Every line holding the string "image" should be gathered.
>> Begin
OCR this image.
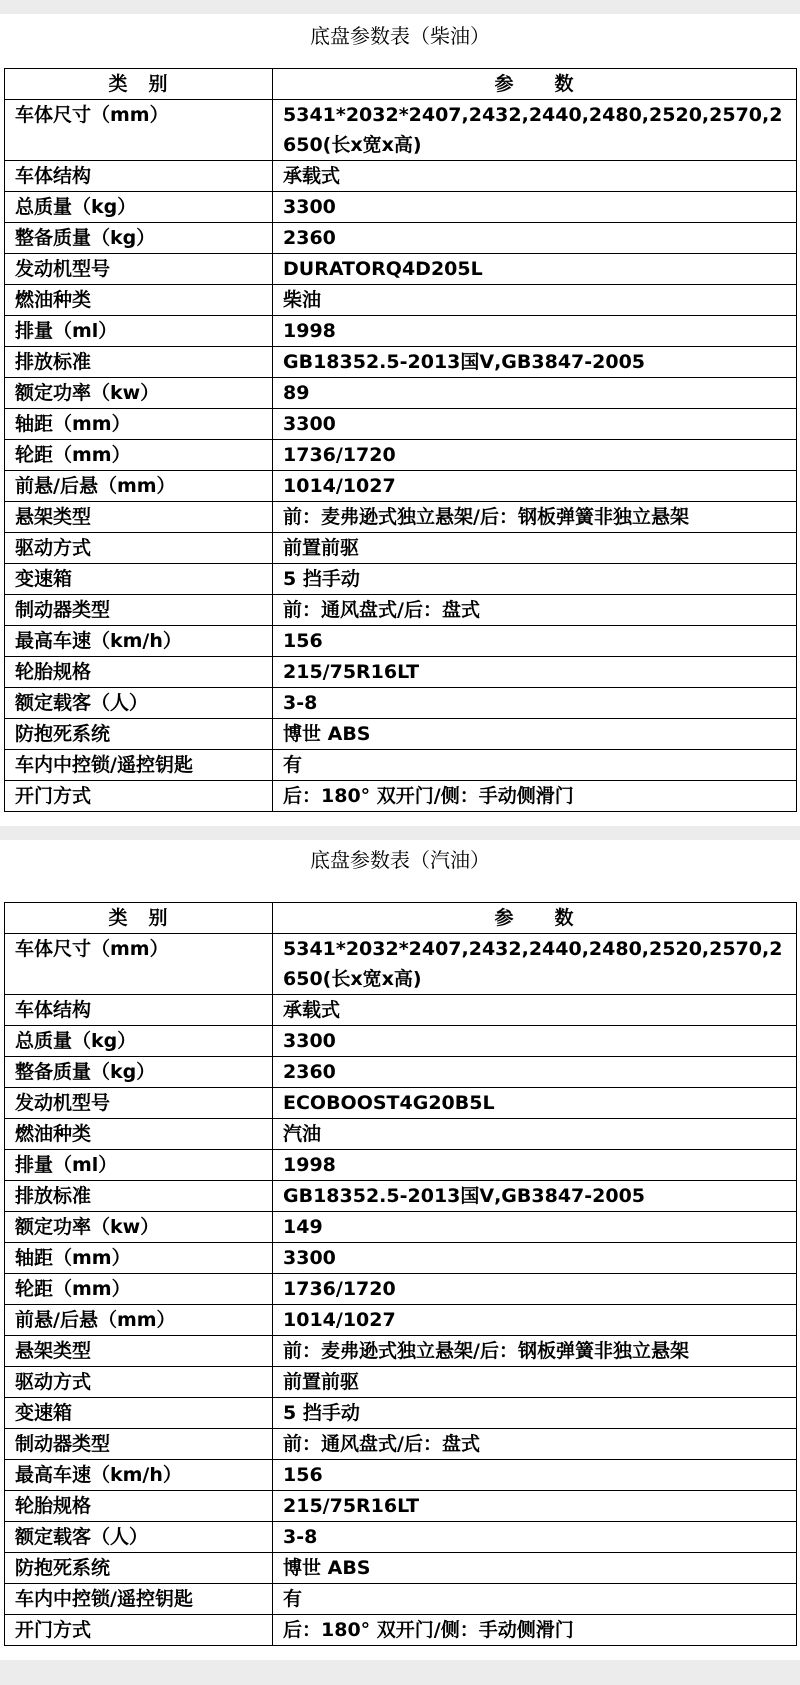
底盘参数表（柴油）
类　别	参　　数
车体尺寸（mm）	5341*2032*2407,2432,2440,2480,2520,2570,2650(长x宽x高)
车体结构	承载式
总质量（kg）	3300
整备质量（kg）	2360
发动机型号	DURATORQ4D205L
燃油种类	柴油
排量（ml）	1998
排放标准	GB18352.5-2013国Ⅴ,GB3847-2005
额定功率（kw）	89
轴距（mm）	3300
轮距（mm）	1736/1720
前悬/后悬（mm）	1014/1027
悬架类型	前：麦弗逊式独立悬架/后：钢板弹簧非独立悬架
驱动方式	前置前驱
变速箱	5 挡手动
制动器类型	前：通风盘式/后：盘式
最高车速（km/h）	156
轮胎规格	215/75R16LT
额定载客（人）	3-8
防抱死系统	博世 ABS
车内中控锁/遥控钥匙	有
开门方式	后：180° 双开门/侧：手动侧滑门
底盘参数表（汽油）
类　别	参　　数
车体尺寸（mm）	5341*2032*2407,2432,2440,2480,2520,2570,2650(长x宽x高)
车体结构	承载式
总质量（kg）	3300
整备质量（kg）	2360
发动机型号	ECOBOOST4G20B5L
燃油种类	汽油
排量（ml）	1998
排放标准	GB18352.5-2013国Ⅴ,GB3847-2005
额定功率（kw）	149
轴距（mm）	3300
轮距（mm）	1736/1720
前悬/后悬（mm）	1014/1027
悬架类型	前：麦弗逊式独立悬架/后：钢板弹簧非独立悬架
驱动方式	前置前驱
变速箱	5 挡手动
制动器类型	前：通风盘式/后：盘式
最高车速（km/h）	156
轮胎规格	215/75R16LT
额定载客（人）	3-8
防抱死系统	博世 ABS
车内中控锁/遥控钥匙	有
开门方式	后：180° 双开门/侧：手动侧滑门
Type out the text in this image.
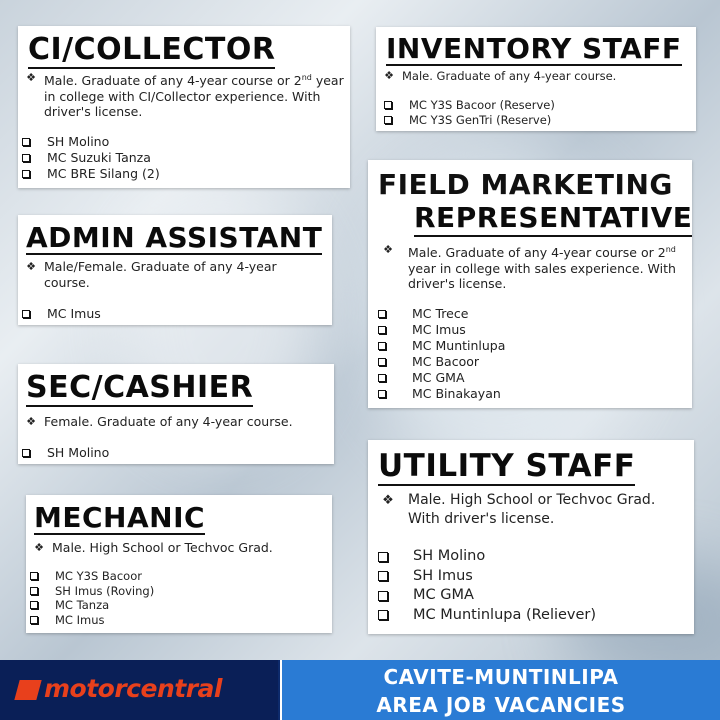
CI/COLLECTOR
❖ Male. Graduate of any 4-year course or 2nd year in college with CI/Collector experience. With driver's license.
SH Molino
MC Suzuki Tanza
MC BRE Silang (2)
ADMIN ASSISTANT
❖ Male/Female. Graduate of any 4-year course.
MC Imus
SEC/CASHIER
❖ Female. Graduate of any 4-year course.
SH Molino
MECHANIC
❖ Male. High School or Techvoc Grad.
MC Y3S Bacoor
SH Imus (Roving)
MC Tanza
MC Imus
INVENTORY STAFF
❖ Male. Graduate of any 4-year course.
MC Y3S Bacoor (Reserve)
MC Y3S GenTri (Reserve)
FIELD MARKETING
REPRESENTATIVE
❖	Male. Graduate of any 4-year course or 2nd year in college with sales experience. With driver's license.
MC Trece
MC Imus
MC Muntinlupa
MC Bacoor
MC GMA
MC Binakayan
UTILITY STAFF
❖	Male. High School or Techvoc Grad. With driver's license.
SH Molino
SH Imus
MC GMA
MC Muntinlupa (Reliever)
motorcentral	CAVITE-MUNTINLIPA
AREA JOB VACANCIES
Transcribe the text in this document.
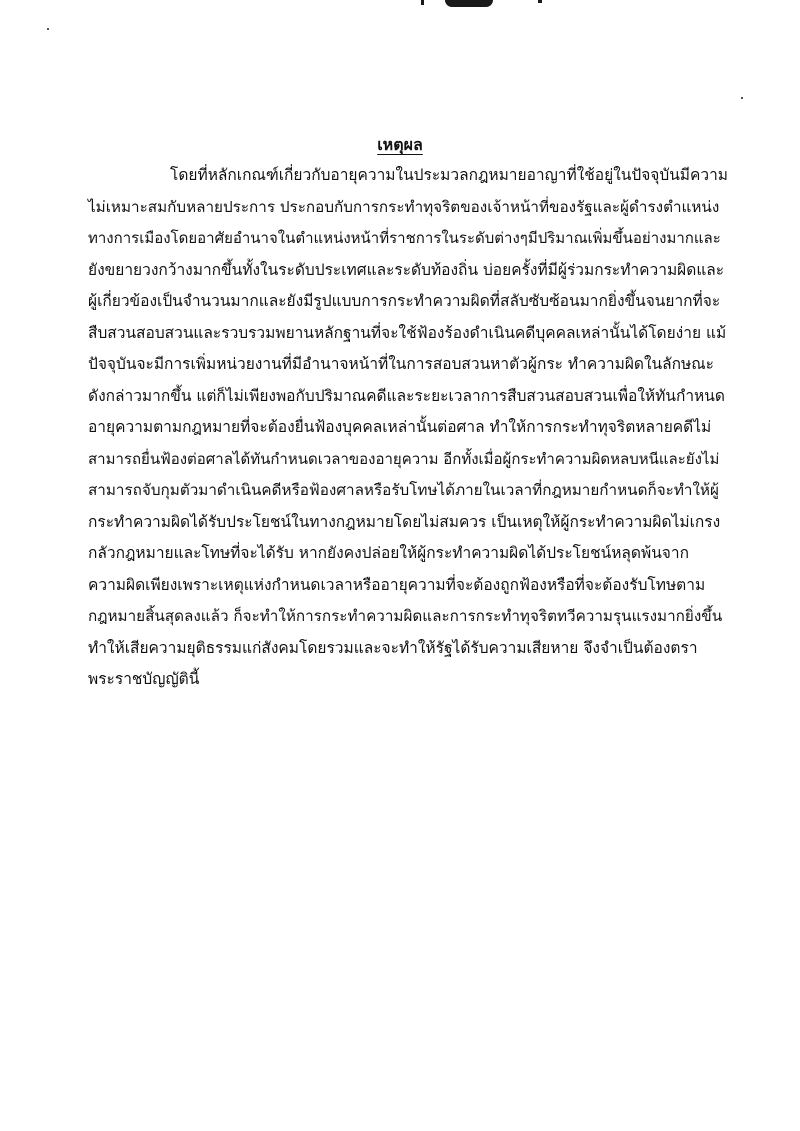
เหตุผล
โดยที่หลักเกณฑ์เกี่ยวกับอายุความในประมวลกฎหมายอาญาที่ใช้อยู่ในปัจจุบันมีความ
ไม่เหมาะสมกับหลายประการ ประกอบกับการกระทำทุจริตของเจ้าหน้าที่ของรัฐและผู้ดำรงตำแหน่ง
ทางการเมืองโดยอาศัยอำนาจในตำแหน่งหน้าที่ราชการในระดับต่างๆมีปริมาณเพิ่มขึ้นอย่างมากและ
ยังขยายวงกว้างมากขึ้นทั้งในระดับประเทศและระดับท้องถิ่น บ่อยครั้งที่มีผู้ร่วมกระทำความผิดและ
ผู้เกี่ยวข้องเป็นจำนวนมากและยังมีรูปแบบการกระทำความผิดที่สลับซับซ้อนมากยิ่งขึ้นจนยากที่จะ
สืบสวนสอบสวนและรวบรวมพยานหลักฐานที่จะใช้ฟ้องร้องดำเนินคดีบุคคลเหล่านั้นได้โดยง่าย แม้
ปัจจุบันจะมีการเพิ่มหน่วยงานที่มีอำนาจหน้าที่ในการสอบสวนหาตัวผู้กระ ทำความผิดในลักษณะ
ดังกล่าวมากขึ้น แต่ก็ไม่เพียงพอกับปริมาณคดีและระยะเวลาการสืบสวนสอบสวนเพื่อให้ทันกำหนด
อายุความตามกฎหมายที่จะต้องยื่นฟ้องบุคคลเหล่านั้นต่อศาล ทำให้การกระทำทุจริตหลายคดีไม่
สามารถยื่นฟ้องต่อศาลได้ทันกำหนดเวลาของอายุความ อีกทั้งเมื่อผู้กระทำความผิดหลบหนีและยังไม่
สามารถจับกุมตัวมาดำเนินคดีหรือฟ้องศาลหรือรับโทษได้ภายในเวลาที่กฎหมายกำหนดก็จะทำให้ผู้
กระทำความผิดได้รับประโยชน์ในทางกฎหมายโดยไม่สมควร เป็นเหตุให้ผู้กระทำความผิดไม่เกรง
กลัวกฎหมายและโทษที่จะได้รับ หากยังคงปล่อยให้ผู้กระทำความผิดได้ประโยชน์หลุดพ้นจาก
ความผิดเพียงเพราะเหตุแห่งกำหนดเวลาหรืออายุความที่จะต้องถูกฟ้องหรือที่จะต้องรับโทษตาม
กฎหมายสิ้นสุดลงแล้ว ก็จะทำให้การกระทำความผิดและการกระทำทุจริตทวีความรุนแรงมากยิ่งขึ้น
ทำให้เสียความยุติธรรมแก่สังคมโดยรวมและจะทำให้รัฐได้รับความเสียหาย จึงจำเป็นต้องตรา
พระราชบัญญัตินี้
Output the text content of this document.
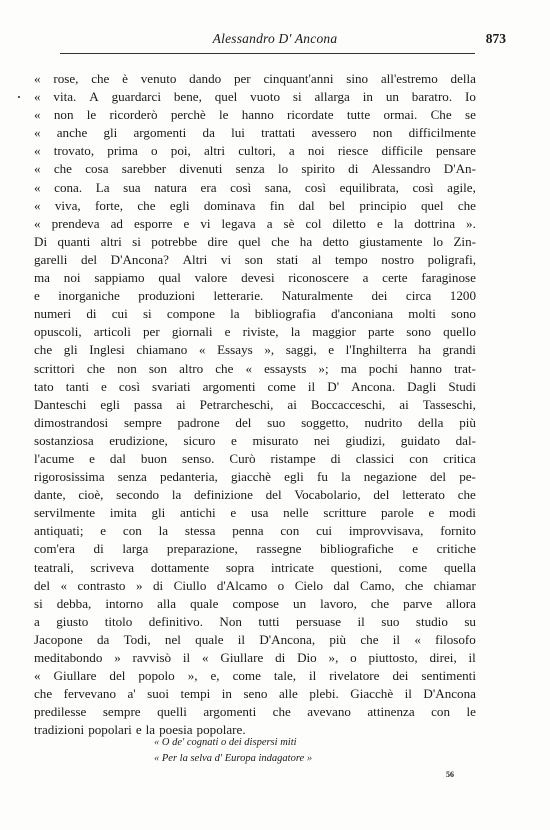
Alessandro D' Ancona	873
« rose, che è venuto dando per cinquant'anni sino all'estremo della
« vita. A guardarci bene, quel vuoto si allarga in un baratro. Io
« non le ricorderò perchè le hanno ricordate tutte ormai. Che se
« anche gli argomenti da lui trattati avessero non difficilmente
« trovato, prima o poi, altri cultori, a noi riesce difficile pensare
« che cosa sarebber divenuti senza lo spirito di Alessandro D'An-
« cona. La sua natura era così sana, così equilibrata, così agile,
« viva, forte, che egli dominava fin dal bel principio quel che
« prendeva ad esporre e vi legava a sè col diletto e la dottrina ».
Di quanti altri si potrebbe dire quel che ha detto giustamente lo Zin-
garelli del D'Ancona? Altri vi son stati al tempo nostro poligrafi,
ma noi sappiamo qual valore devesi riconoscere a certe faraginose
e inorganiche produzioni letterarie. Naturalmente dei circa 1200
numeri di cui si compone la bibliografia d'anconiana molti sono
opuscoli, articoli per giornali e riviste, la maggior parte sono quello
che gli Inglesi chiamano « Essays », saggi, e l'Inghilterra ha grandi
scrittori che non son altro che « essaysts »; ma pochi hanno trat-
tato tanti e così svariati argomenti come il D' Ancona. Dagli Studi
Danteschi egli passa ai Petrarcheschi, ai Boccacceschi, ai Tasseschi,
dimostrandosi sempre padrone del suo soggetto, nudrito della più
sostanziosa erudizione, sicuro e misurato nei giudizi, guidato dal-
l'acume e dal buon senso. Curò ristampe di classici con critica
rigorosissima senza pedanteria, giacchè egli fu la negazione del pe-
dante, cioè, secondo la definizione del Vocabolario, del letterato che
servilmente imita gli antichi e usa nelle scritture parole e modi
antiquati; e con la stessa penna con cui improvvisava, fornito
com'era di larga preparazione, rassegne bibliografiche e critiche
teatrali, scriveva dottamente sopra intricate questioni, come quella
del « contrasto » di Ciullo d'Alcamo o Cielo dal Camo, che chiamar
si debba, intorno alla quale compose un lavoro, che parve allora
a giusto titolo definitivo. Non tutti persuase il suo studio su
Jacopone da Todi, nel quale il D'Ancona, più che il « filosofo
meditabondo » ravvisò il « Giullare di Dio », o piuttosto, direi, il
« Giullare del popolo », e, come tale, il rivelatore dei sentimenti
che fervevano a' suoi tempi in seno alle plebi. Giacchè il D'Ancona
predilesse sempre quelli argomenti che avevano attinenza con le
tradizioni popolari e la poesia popolare.
« O de' cognati o dei dispersi miti
« Per la selva d' Europa indagatore »
56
>> End
» THE REPLY:
OCR this image.
Type out the text in this image.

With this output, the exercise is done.